● PROBLEM
Transcribe every entry word for word, leaving out all images.

● PROVIDED INFORMATION
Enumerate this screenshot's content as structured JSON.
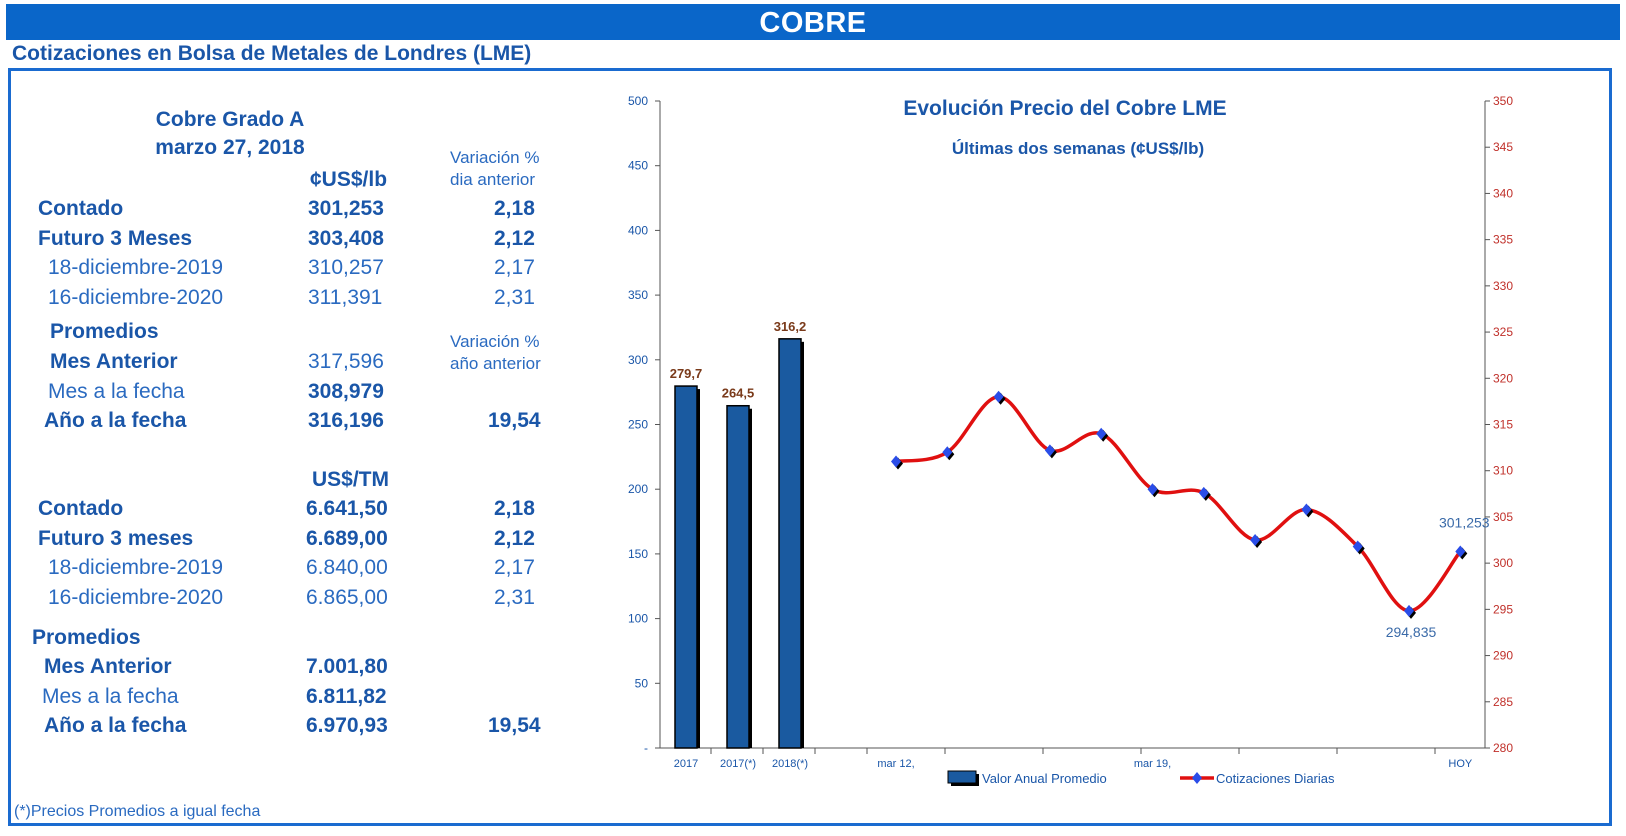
{
  "header": {
    "banner_title": "COBRE",
    "subtitle": "Cotizaciones en Bolsa de Metales de Londres (LME)"
  },
  "panel": {
    "product": "Cobre Grado A",
    "date": "marzo 27, 2018",
    "unit_lb": "¢US$/lb",
    "unit_tm": "US$/TM",
    "var_header_day_1": "Variación %",
    "var_header_day_2": "dia  anterior",
    "var_header_year_1": "Variación %",
    "var_header_year_2": "año anterior",
    "lb_rows": [
      {
        "label": "Contado",
        "value": "301,253",
        "var": "2,18"
      },
      {
        "label": "Futuro 3 Meses",
        "value": "303,408",
        "var": "2,12"
      },
      {
        "label": "18-diciembre-2019",
        "value": "310,257",
        "var": "2,17"
      },
      {
        "label": "16-diciembre-2020",
        "value": "311,391",
        "var": "2,31"
      }
    ],
    "lb_promedios": {
      "heading": "Promedios",
      "mes_anterior_label": "Mes Anterior",
      "mes_anterior_value": "317,596",
      "mes_fecha_label": "Mes a la fecha",
      "mes_fecha_value": "308,979",
      "anio_fecha_label": "Año a la fecha",
      "anio_fecha_value": "316,196",
      "anio_fecha_var": "19,54"
    },
    "tm_rows": [
      {
        "label": "Contado",
        "value": "6.641,50",
        "var": "2,18"
      },
      {
        "label": "Futuro 3 meses",
        "value": "6.689,00",
        "var": "2,12"
      },
      {
        "label": "18-diciembre-2019",
        "value": "6.840,00",
        "var": "2,17"
      },
      {
        "label": "16-diciembre-2020",
        "value": "6.865,00",
        "var": "2,31"
      }
    ],
    "tm_promedios": {
      "heading": "Promedios",
      "mes_anterior_label": "Mes Anterior",
      "mes_anterior_value": "7.001,80",
      "mes_fecha_label": "Mes a la fecha",
      "mes_fecha_value": "6.811,82",
      "anio_fecha_label": "Año a la fecha",
      "anio_fecha_value": "6.970,93",
      "anio_fecha_var": "19,54"
    },
    "footnote": "(*)Precios Promedios a igual  fecha"
  },
  "chart_data": {
    "type": "bar+line",
    "title": "Evolución Precio del Cobre LME",
    "subtitle": "Últimas dos semanas (¢US$/lb)",
    "left_axis": {
      "ylim": [
        0,
        500
      ],
      "ticks": [
        "-",
        "50",
        "100",
        "150",
        "200",
        "250",
        "300",
        "350",
        "400",
        "450",
        "500"
      ]
    },
    "right_axis": {
      "ylim": [
        280,
        350
      ],
      "ticks": [
        "280",
        "285",
        "290",
        "295",
        "300",
        "305",
        "310",
        "315",
        "320",
        "325",
        "330",
        "335",
        "340",
        "345",
        "350"
      ]
    },
    "bar_series": {
      "name": "Valor Anual Promedio",
      "categories": [
        "2017",
        "2017(*)",
        "2018(*)"
      ],
      "values": [
        279.7,
        264.5,
        316.2
      ],
      "labels": [
        "279,7",
        "264,5",
        "316,2"
      ],
      "color": "#1a5aa0"
    },
    "line_series": {
      "name": "Cotizaciones Diarias",
      "values": [
        311.0,
        312.0,
        318.0,
        312.2,
        314.0,
        308.0,
        307.6,
        302.5,
        305.8,
        301.8,
        294.835,
        301.253
      ],
      "color": "#e01010",
      "marker_color": "#2a4de8",
      "annotations": [
        {
          "index": 10,
          "text": "294,835"
        },
        {
          "index": 11,
          "text": "301,253"
        }
      ]
    },
    "x_tick_labels": [
      {
        "text": "mar 12,",
        "slot": 0
      },
      {
        "text": "mar 19,",
        "slot": 5
      },
      {
        "text": "HOY",
        "slot": 11
      }
    ],
    "legend": "bottom"
  }
}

● RESPONSE BELOW
Enumerate this screenshot's content as structured JSON.
{
  "header": {
    "banner_title": "COBRE",
    "subtitle": "Cotizaciones en Bolsa de Metales de Londres (LME)"
  },
  "panel": {
    "product": "Cobre Grado A",
    "date": "marzo 27, 2018",
    "unit_lb": "¢US$/lb",
    "unit_tm": "US$/TM",
    "var_header_day_1": "Variación %",
    "var_header_day_2": "dia  anterior",
    "var_header_year_1": "Variación %",
    "var_header_year_2": "año anterior",
    "lb_rows": [
      {
        "label": "Contado",
        "value": "301,253",
        "var": "2,18"
      },
      {
        "label": "Futuro 3 Meses",
        "value": "303,408",
        "var": "2,12"
      },
      {
        "label": "18-diciembre-2019",
        "value": "310,257",
        "var": "2,17"
      },
      {
        "label": "16-diciembre-2020",
        "value": "311,391",
        "var": "2,31"
      }
    ],
    "lb_promedios": {
      "heading": "Promedios",
      "mes_anterior_label": "Mes Anterior",
      "mes_anterior_value": "317,596",
      "mes_fecha_label": "Mes a la fecha",
      "mes_fecha_value": "308,979",
      "anio_fecha_label": "Año a la fecha",
      "anio_fecha_value": "316,196",
      "anio_fecha_var": "19,54"
    },
    "tm_rows": [
      {
        "label": "Contado",
        "value": "6.641,50",
        "var": "2,18"
      },
      {
        "label": "Futuro 3 meses",
        "value": "6.689,00",
        "var": "2,12"
      },
      {
        "label": "18-diciembre-2019",
        "value": "6.840,00",
        "var": "2,17"
      },
      {
        "label": "16-diciembre-2020",
        "value": "6.865,00",
        "var": "2,31"
      }
    ],
    "tm_promedios": {
      "heading": "Promedios",
      "mes_anterior_label": "Mes Anterior",
      "mes_anterior_value": "7.001,80",
      "mes_fecha_label": "Mes a la fecha",
      "mes_fecha_value": "6.811,82",
      "anio_fecha_label": "Año a la fecha",
      "anio_fecha_value": "6.970,93",
      "anio_fecha_var": "19,54"
    },
    "footnote": "(*)Precios Promedios a igual  fecha"
  },
  "chart_data": {
    "type": "bar+line",
    "title": "Evolución Precio del Cobre LME",
    "subtitle": "Últimas dos semanas (¢US$/lb)",
    "left_axis": {
      "ylim": [
        0,
        500
      ],
      "ticks": [
        "-",
        "50",
        "100",
        "150",
        "200",
        "250",
        "300",
        "350",
        "400",
        "450",
        "500"
      ]
    },
    "right_axis": {
      "ylim": [
        280,
        350
      ],
      "ticks": [
        "280",
        "285",
        "290",
        "295",
        "300",
        "305",
        "310",
        "315",
        "320",
        "325",
        "330",
        "335",
        "340",
        "345",
        "350"
      ]
    },
    "bar_series": {
      "name": "Valor Anual Promedio",
      "categories": [
        "2017",
        "2017(*)",
        "2018(*)"
      ],
      "values": [
        279.7,
        264.5,
        316.2
      ],
      "labels": [
        "279,7",
        "264,5",
        "316,2"
      ],
      "color": "#1a5aa0"
    },
    "line_series": {
      "name": "Cotizaciones Diarias",
      "values": [
        311.0,
        312.0,
        318.0,
        312.2,
        314.0,
        308.0,
        307.6,
        302.5,
        305.8,
        301.8,
        294.835,
        301.253
      ],
      "color": "#e01010",
      "marker_color": "#2a4de8",
      "annotations": [
        {
          "index": 10,
          "text": "294,835"
        },
        {
          "index": 11,
          "text": "301,253"
        }
      ]
    },
    "x_tick_labels": [
      {
        "text": "mar 12,",
        "slot": 0
      },
      {
        "text": "mar 19,",
        "slot": 5
      },
      {
        "text": "HOY",
        "slot": 11
      }
    ],
    "legend": "bottom"
  }
}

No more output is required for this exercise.